■ Exercise description
Skip every picture, then write out exactly the lines of the listing below from the line that contains "Extract all readable text from this page." through the final line.

****************************************

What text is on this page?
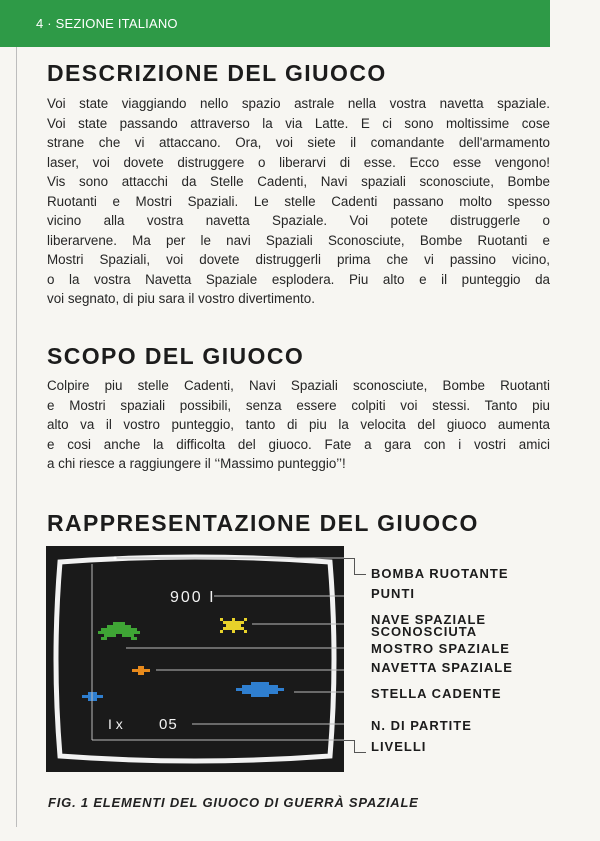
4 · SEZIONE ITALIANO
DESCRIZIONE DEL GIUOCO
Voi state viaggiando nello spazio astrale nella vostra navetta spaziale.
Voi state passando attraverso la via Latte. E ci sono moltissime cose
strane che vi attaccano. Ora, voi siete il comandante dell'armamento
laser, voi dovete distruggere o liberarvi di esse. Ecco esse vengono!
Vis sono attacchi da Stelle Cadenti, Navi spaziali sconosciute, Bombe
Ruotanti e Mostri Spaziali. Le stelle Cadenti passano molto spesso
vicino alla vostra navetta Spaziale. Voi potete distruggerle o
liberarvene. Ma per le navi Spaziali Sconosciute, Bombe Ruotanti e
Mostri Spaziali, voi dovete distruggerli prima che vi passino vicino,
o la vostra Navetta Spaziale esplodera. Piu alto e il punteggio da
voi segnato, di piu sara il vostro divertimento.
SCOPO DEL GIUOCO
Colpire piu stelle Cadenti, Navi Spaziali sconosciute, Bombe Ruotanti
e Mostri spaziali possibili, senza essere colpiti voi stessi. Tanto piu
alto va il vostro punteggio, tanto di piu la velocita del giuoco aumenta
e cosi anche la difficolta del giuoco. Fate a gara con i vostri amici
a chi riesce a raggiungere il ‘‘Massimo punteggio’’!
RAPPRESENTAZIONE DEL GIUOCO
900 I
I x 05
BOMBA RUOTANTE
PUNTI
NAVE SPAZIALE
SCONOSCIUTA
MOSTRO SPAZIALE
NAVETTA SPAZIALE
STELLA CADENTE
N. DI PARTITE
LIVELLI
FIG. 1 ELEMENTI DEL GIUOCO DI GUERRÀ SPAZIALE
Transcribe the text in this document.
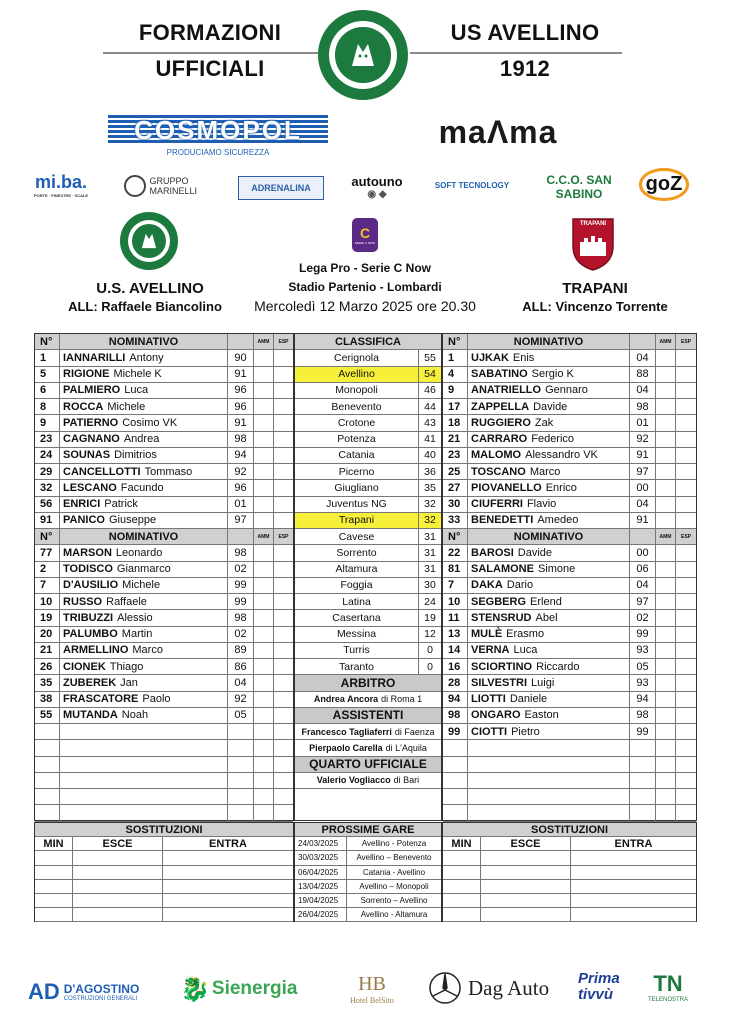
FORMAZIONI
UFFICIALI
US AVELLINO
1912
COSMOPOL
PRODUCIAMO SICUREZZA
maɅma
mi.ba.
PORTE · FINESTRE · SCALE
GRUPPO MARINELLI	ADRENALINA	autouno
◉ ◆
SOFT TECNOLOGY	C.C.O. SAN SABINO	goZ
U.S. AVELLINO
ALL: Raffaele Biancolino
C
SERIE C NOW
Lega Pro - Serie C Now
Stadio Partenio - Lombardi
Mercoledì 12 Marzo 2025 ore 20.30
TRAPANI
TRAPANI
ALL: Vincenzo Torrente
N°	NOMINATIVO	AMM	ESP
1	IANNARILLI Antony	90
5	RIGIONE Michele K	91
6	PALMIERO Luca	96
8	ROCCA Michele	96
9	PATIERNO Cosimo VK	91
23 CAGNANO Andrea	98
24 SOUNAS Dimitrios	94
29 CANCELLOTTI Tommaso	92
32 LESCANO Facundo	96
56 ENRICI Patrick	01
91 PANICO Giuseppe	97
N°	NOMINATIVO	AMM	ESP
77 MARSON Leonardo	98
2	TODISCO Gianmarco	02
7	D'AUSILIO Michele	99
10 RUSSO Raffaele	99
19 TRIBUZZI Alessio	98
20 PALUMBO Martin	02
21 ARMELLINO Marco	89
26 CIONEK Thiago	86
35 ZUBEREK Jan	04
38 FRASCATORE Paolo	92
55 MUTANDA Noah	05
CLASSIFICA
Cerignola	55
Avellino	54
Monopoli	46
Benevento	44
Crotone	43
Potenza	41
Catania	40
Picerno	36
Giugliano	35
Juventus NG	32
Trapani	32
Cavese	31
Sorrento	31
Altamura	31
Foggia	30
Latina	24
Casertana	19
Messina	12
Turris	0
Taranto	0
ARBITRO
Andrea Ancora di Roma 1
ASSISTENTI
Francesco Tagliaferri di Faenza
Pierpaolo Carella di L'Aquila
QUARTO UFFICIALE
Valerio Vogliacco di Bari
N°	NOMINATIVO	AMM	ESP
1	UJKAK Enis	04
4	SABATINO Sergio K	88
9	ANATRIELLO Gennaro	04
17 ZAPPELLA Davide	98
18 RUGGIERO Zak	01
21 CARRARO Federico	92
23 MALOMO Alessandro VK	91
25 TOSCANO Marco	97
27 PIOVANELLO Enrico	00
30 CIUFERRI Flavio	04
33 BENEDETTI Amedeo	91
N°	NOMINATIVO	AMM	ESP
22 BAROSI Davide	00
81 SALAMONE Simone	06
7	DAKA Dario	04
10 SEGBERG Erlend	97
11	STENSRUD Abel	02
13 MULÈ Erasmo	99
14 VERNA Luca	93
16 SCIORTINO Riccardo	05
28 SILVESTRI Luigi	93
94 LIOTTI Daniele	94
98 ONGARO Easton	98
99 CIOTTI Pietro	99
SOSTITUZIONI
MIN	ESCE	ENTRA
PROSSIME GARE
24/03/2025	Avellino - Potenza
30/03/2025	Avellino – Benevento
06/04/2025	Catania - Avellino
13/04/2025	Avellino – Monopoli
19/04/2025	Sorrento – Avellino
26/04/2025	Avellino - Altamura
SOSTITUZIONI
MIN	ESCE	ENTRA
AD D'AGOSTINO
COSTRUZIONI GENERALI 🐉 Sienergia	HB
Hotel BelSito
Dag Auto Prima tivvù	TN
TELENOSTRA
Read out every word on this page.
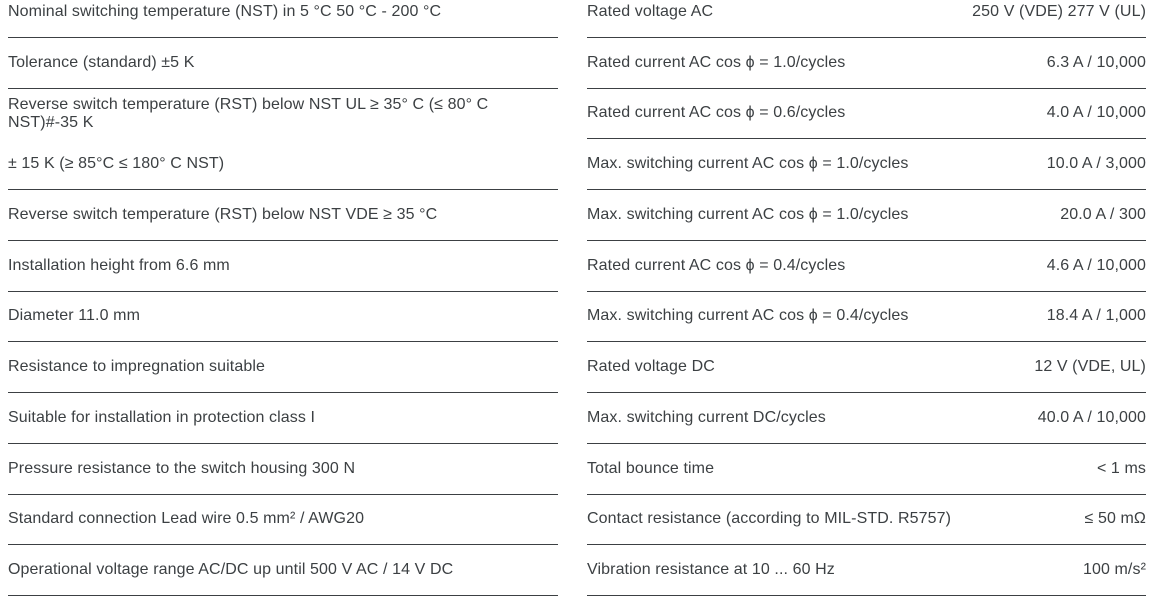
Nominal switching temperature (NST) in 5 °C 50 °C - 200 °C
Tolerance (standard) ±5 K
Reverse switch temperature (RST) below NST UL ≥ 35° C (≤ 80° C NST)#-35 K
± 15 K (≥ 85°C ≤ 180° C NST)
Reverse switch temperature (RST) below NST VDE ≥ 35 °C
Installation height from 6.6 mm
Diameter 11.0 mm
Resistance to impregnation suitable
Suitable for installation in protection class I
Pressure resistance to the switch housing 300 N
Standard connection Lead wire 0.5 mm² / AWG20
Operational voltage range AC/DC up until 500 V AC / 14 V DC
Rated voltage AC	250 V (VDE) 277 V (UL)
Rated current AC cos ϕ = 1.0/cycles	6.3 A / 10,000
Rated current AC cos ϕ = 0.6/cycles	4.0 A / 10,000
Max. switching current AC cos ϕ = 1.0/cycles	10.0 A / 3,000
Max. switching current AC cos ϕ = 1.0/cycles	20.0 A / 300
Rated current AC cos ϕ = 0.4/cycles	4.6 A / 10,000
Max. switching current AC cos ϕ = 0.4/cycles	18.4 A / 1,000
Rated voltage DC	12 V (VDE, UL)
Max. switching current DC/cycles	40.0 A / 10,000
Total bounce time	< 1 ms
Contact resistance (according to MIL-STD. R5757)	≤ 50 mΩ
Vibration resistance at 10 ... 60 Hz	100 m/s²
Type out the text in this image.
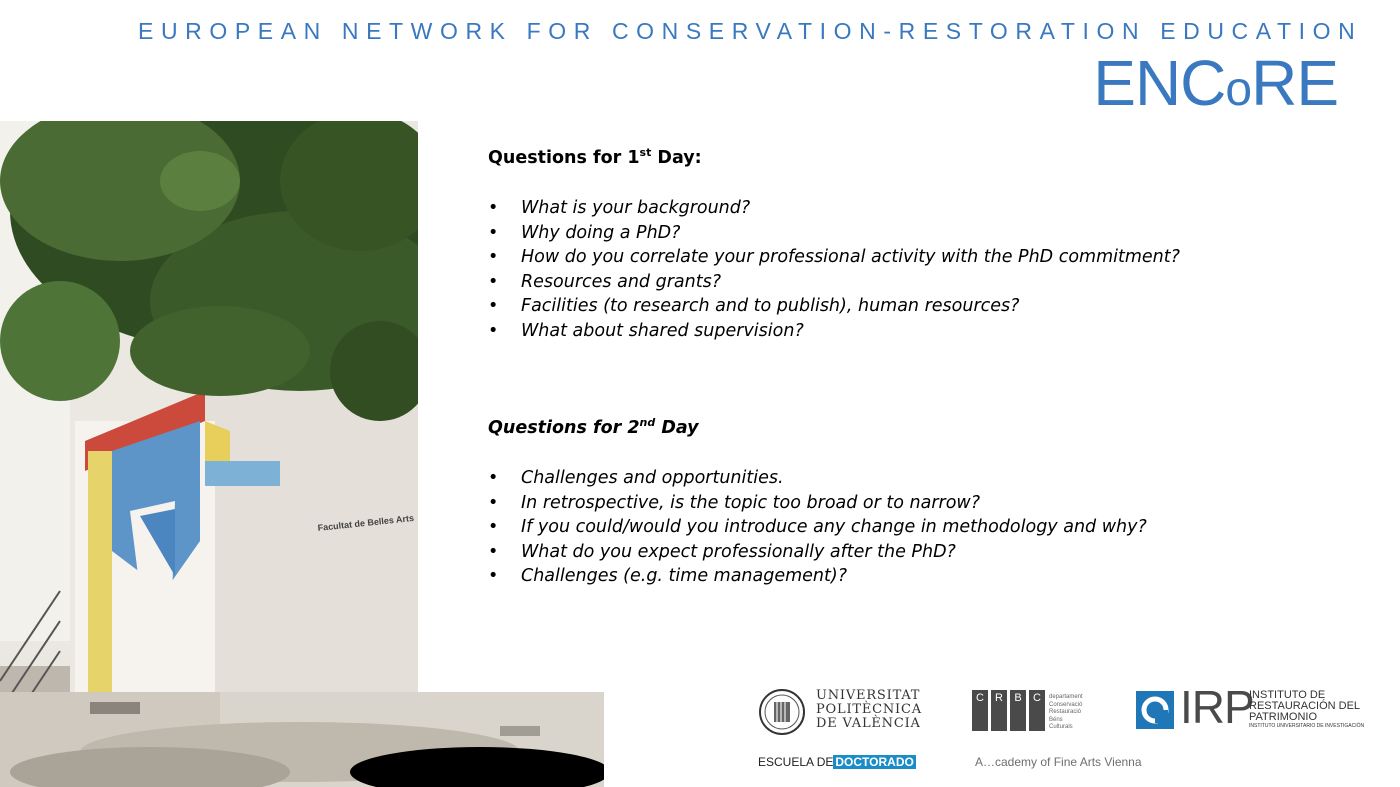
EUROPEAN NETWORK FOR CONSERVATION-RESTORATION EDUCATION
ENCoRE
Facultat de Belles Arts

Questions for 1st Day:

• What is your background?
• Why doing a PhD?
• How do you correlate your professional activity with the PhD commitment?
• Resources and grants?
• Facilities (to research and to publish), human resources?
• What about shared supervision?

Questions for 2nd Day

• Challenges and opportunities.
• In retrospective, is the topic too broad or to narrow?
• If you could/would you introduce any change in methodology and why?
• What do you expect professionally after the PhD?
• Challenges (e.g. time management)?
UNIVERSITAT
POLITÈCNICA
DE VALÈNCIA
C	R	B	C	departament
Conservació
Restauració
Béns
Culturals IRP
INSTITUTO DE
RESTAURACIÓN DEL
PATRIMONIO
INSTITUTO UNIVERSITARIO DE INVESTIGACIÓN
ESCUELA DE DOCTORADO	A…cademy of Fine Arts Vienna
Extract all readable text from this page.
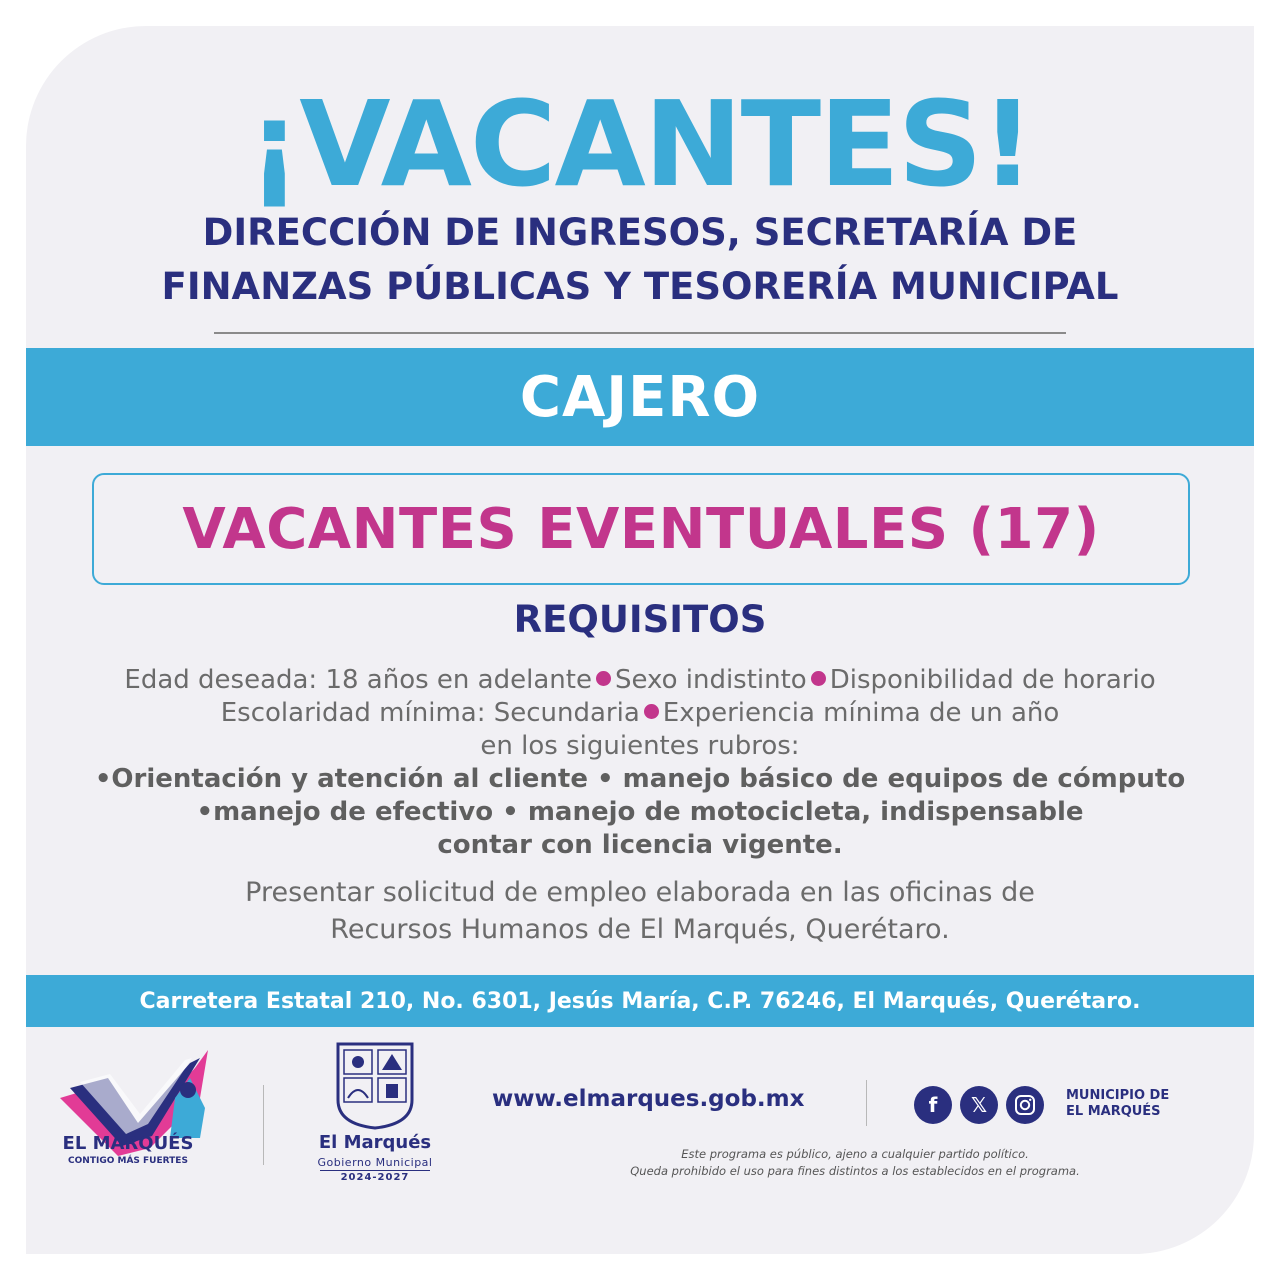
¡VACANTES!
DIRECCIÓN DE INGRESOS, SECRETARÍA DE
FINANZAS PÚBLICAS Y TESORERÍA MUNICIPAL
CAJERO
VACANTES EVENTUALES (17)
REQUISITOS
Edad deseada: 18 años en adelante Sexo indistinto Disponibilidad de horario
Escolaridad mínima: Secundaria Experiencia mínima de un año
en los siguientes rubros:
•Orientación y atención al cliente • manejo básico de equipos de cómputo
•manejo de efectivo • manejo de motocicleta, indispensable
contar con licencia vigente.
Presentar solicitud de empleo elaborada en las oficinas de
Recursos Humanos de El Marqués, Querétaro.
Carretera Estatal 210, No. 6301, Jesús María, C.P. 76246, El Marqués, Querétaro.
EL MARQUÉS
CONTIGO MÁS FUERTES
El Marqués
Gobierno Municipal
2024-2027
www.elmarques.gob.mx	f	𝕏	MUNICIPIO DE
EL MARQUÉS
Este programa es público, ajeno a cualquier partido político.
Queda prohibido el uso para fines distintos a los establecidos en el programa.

****************************************

■ Result of the task
Extract all readable text from this page.
¡VACANTES!
DIRECCIÓN DE INGRESOS, SECRETARÍA DE
FINANZAS PÚBLICAS Y TESORERÍA MUNICIPAL
CAJERO
VACANTES EVENTUALES (17)
REQUISITOS
Edad deseada: 18 años en adelante Sexo indistinto Disponibilidad de horario
Escolaridad mínima: Secundaria Experiencia mínima de un año
en los siguientes rubros:
•Orientación y atención al cliente • manejo básico de equipos de cómputo
•manejo de efectivo • manejo de motocicleta, indispensable
contar con licencia vigente.
Presentar solicitud de empleo elaborada en las oficinas de
Recursos Humanos de El Marqués, Querétaro.
Carretera Estatal 210, No. 6301, Jesús María, C.P. 76246, El Marqués, Querétaro.
EL MARQUÉS
CONTIGO MÁS FUERTES
El Marqués
Gobierno Municipal
2024-2027
www.elmarques.gob.mx	f	𝕏	MUNICIPIO DE
EL MARQUÉS
Este programa es público, ajeno a cualquier partido político.
Queda prohibido el uso para fines distintos a los establecidos en el programa.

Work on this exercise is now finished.